**Task prompt:**
Copy out the entries below word for word, all of them, and leave out the pictures.

**Information given:**
***

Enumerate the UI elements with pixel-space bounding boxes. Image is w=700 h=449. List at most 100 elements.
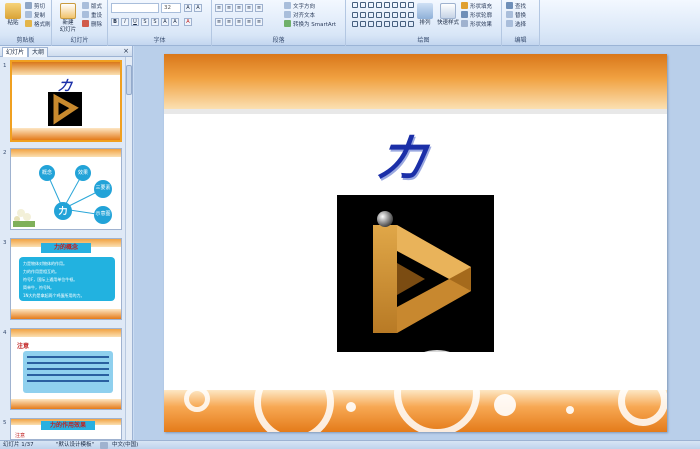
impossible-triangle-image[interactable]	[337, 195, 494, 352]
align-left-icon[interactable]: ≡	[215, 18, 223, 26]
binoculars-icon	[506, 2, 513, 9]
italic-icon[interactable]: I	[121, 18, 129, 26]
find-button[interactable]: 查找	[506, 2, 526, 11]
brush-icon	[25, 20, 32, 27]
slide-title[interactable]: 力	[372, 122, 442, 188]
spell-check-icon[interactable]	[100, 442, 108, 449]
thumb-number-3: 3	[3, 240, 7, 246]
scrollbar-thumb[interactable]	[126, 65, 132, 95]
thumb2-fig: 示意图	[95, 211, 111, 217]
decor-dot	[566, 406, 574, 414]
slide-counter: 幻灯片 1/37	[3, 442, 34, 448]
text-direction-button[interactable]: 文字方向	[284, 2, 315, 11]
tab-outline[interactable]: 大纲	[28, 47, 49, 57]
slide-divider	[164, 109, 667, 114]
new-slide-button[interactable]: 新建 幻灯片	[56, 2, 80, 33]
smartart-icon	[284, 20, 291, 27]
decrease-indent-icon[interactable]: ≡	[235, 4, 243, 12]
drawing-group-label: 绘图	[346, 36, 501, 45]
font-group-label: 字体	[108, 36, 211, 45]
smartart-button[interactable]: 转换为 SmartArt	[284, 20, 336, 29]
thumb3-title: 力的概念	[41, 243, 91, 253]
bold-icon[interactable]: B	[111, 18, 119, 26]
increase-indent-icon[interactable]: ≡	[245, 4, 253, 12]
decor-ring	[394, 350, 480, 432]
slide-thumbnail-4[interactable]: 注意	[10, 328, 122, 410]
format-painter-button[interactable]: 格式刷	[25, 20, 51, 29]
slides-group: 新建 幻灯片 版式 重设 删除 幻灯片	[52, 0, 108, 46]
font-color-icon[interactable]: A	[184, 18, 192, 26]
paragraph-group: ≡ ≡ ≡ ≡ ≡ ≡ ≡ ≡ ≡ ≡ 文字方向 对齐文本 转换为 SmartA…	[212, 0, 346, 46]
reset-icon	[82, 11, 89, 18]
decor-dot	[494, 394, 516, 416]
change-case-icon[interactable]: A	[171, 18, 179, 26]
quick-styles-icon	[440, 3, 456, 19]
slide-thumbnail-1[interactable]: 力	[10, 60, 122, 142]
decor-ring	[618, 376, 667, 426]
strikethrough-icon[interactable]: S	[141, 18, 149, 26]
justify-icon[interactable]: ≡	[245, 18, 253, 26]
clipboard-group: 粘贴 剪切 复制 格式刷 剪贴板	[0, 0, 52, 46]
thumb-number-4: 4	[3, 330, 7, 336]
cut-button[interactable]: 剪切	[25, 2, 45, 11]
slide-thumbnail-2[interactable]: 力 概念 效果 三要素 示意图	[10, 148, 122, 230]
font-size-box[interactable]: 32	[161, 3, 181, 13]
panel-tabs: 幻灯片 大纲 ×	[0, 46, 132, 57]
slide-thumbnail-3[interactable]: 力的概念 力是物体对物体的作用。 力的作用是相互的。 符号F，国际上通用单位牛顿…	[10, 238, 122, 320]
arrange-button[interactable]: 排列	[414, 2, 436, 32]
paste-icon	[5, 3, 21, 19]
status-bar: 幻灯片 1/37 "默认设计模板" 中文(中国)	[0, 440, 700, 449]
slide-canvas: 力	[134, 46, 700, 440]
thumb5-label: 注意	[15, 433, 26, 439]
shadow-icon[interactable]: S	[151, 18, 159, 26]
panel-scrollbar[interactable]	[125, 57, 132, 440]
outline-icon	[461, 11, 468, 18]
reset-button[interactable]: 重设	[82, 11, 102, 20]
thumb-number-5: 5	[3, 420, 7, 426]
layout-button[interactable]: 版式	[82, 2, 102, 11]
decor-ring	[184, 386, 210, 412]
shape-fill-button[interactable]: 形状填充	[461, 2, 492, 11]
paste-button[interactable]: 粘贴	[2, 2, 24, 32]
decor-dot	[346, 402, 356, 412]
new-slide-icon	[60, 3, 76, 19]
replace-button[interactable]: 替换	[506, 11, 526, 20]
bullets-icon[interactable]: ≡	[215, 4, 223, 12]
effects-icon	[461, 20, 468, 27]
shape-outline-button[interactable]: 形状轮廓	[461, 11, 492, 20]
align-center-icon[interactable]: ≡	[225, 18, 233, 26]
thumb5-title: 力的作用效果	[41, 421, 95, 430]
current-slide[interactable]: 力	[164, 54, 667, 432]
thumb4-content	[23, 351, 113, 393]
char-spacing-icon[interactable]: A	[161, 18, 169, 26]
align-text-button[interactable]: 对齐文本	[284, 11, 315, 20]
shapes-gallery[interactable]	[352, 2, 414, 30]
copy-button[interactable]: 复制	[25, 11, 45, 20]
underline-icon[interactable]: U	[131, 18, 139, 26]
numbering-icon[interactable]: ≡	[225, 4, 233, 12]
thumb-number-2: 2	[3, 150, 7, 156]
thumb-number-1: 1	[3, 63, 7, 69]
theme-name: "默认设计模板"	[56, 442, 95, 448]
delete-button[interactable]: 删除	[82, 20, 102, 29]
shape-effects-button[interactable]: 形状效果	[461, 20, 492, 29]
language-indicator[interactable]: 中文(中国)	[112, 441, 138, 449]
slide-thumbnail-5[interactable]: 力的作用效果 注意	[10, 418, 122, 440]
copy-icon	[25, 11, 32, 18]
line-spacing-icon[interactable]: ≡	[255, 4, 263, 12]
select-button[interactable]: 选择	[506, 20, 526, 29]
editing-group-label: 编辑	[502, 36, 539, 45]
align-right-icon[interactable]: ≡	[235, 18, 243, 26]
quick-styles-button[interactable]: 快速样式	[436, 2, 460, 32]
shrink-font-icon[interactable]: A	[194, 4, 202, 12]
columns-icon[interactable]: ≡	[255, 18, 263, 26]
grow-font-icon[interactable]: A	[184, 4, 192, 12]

***

**Solution to the exercise:**
Enumerate the UI elements with pixel-space bounding boxes. Image is w=700 h=449. List at most 100 elements.
impossible-triangle-image[interactable]	[337, 195, 494, 352]
align-left-icon[interactable]: ≡	[215, 18, 223, 26]
binoculars-icon	[506, 2, 513, 9]
italic-icon[interactable]: I	[121, 18, 129, 26]
find-button[interactable]: 查找	[506, 2, 526, 11]
brush-icon	[25, 20, 32, 27]
slide-title[interactable]: 力	[372, 122, 442, 188]
spell-check-icon[interactable]	[100, 442, 108, 449]
thumb-number-3: 3	[3, 240, 7, 246]
scrollbar-thumb[interactable]	[126, 65, 132, 95]
thumb2-fig: 示意图	[95, 211, 111, 217]
decor-dot	[566, 406, 574, 414]
slide-counter: 幻灯片 1/37	[3, 442, 34, 448]
text-direction-button[interactable]: 文字方向	[284, 2, 315, 11]
tab-outline[interactable]: 大纲	[28, 47, 49, 57]
slide-divider	[164, 109, 667, 114]
new-slide-button[interactable]: 新建 幻灯片	[56, 2, 80, 33]
smartart-icon	[284, 20, 291, 27]
decrease-indent-icon[interactable]: ≡	[235, 4, 243, 12]
drawing-group-label: 绘图	[346, 36, 501, 45]
font-group-label: 字体	[108, 36, 211, 45]
smartart-button[interactable]: 转换为 SmartArt	[284, 20, 336, 29]
thumb3-title: 力的概念	[41, 243, 91, 253]
bold-icon[interactable]: B	[111, 18, 119, 26]
increase-indent-icon[interactable]: ≡	[245, 4, 253, 12]
decor-ring	[394, 350, 480, 432]
slide-thumbnail-4[interactable]: 注意	[10, 328, 122, 410]
format-painter-button[interactable]: 格式刷	[25, 20, 51, 29]
slides-group: 新建 幻灯片 版式 重设 删除 幻灯片	[52, 0, 108, 46]
font-color-icon[interactable]: A	[184, 18, 192, 26]
paragraph-group: ≡ ≡ ≡ ≡ ≡ ≡ ≡ ≡ ≡ ≡ 文字方向 对齐文本 转换为 SmartA…	[212, 0, 346, 46]
reset-icon	[82, 11, 89, 18]
decor-dot	[494, 394, 516, 416]
change-case-icon[interactable]: A	[171, 18, 179, 26]
quick-styles-icon	[440, 3, 456, 19]
slide-thumbnail-1[interactable]: 力	[10, 60, 122, 142]
decor-ring	[618, 376, 667, 426]
strikethrough-icon[interactable]: S	[141, 18, 149, 26]
justify-icon[interactable]: ≡	[245, 18, 253, 26]
clipboard-group: 粘贴 剪切 复制 格式刷 剪贴板	[0, 0, 52, 46]
thumb-number-4: 4	[3, 330, 7, 336]
cut-button[interactable]: 剪切	[25, 2, 45, 11]
slide-thumbnail-2[interactable]: 力 概念 效果 三要素 示意图	[10, 148, 122, 230]
font-size-box[interactable]: 32	[161, 3, 181, 13]
panel-tabs: 幻灯片 大纲 ×	[0, 46, 132, 57]
slide-thumbnail-3[interactable]: 力的概念 力是物体对物体的作用。 力的作用是相互的。 符号F，国际上通用单位牛顿…	[10, 238, 122, 320]
arrange-button[interactable]: 排列	[414, 2, 436, 32]
paste-icon	[5, 3, 21, 19]
status-bar: 幻灯片 1/37 "默认设计模板" 中文(中国)	[0, 440, 700, 449]
slide-canvas: 力	[134, 46, 700, 440]
thumb5-label: 注意	[15, 433, 26, 439]
shadow-icon[interactable]: S	[151, 18, 159, 26]
panel-scrollbar[interactable]	[125, 57, 132, 440]
outline-icon	[461, 11, 468, 18]
reset-button[interactable]: 重设	[82, 11, 102, 20]
thumb-number-5: 5	[3, 420, 7, 426]
layout-button[interactable]: 版式	[82, 2, 102, 11]
decor-ring	[184, 386, 210, 412]
shape-fill-button[interactable]: 形状填充	[461, 2, 492, 11]
paste-button[interactable]: 粘贴	[2, 2, 24, 32]
decor-dot	[346, 402, 356, 412]
new-slide-icon	[60, 3, 76, 19]
replace-button[interactable]: 替换	[506, 11, 526, 20]
bullets-icon[interactable]: ≡	[215, 4, 223, 12]
effects-icon	[461, 20, 468, 27]
shape-outline-button[interactable]: 形状轮廓	[461, 11, 492, 20]
align-center-icon[interactable]: ≡	[225, 18, 233, 26]
thumb5-title: 力的作用效果	[41, 421, 95, 430]
current-slide[interactable]: 力	[164, 54, 667, 432]
thumb4-content	[23, 351, 113, 393]
char-spacing-icon[interactable]: A	[161, 18, 169, 26]
align-text-button[interactable]: 对齐文本	[284, 11, 315, 20]
shapes-gallery[interactable]	[352, 2, 414, 30]
copy-button[interactable]: 复制	[25, 11, 45, 20]
underline-icon[interactable]: U	[131, 18, 139, 26]
numbering-icon[interactable]: ≡	[225, 4, 233, 12]
thumb-number-2: 2	[3, 150, 7, 156]
thumb-number-1: 1	[3, 63, 7, 69]
theme-name: "默认设计模板"	[56, 442, 95, 448]
delete-button[interactable]: 删除	[82, 20, 102, 29]
shape-effects-button[interactable]: 形状效果	[461, 20, 492, 29]
language-indicator[interactable]: 中文(中国)	[112, 441, 138, 449]
slide-thumbnail-5[interactable]: 力的作用效果 注意	[10, 418, 122, 440]
copy-icon	[25, 11, 32, 18]
line-spacing-icon[interactable]: ≡	[255, 4, 263, 12]
select-button[interactable]: 选择	[506, 20, 526, 29]
editing-group-label: 编辑	[502, 36, 539, 45]
align-right-icon[interactable]: ≡	[235, 18, 243, 26]
quick-styles-button[interactable]: 快速样式	[436, 2, 460, 32]
shrink-font-icon[interactable]: A	[194, 4, 202, 12]
columns-icon[interactable]: ≡	[255, 18, 263, 26]
grow-font-icon[interactable]: A	[184, 4, 192, 12]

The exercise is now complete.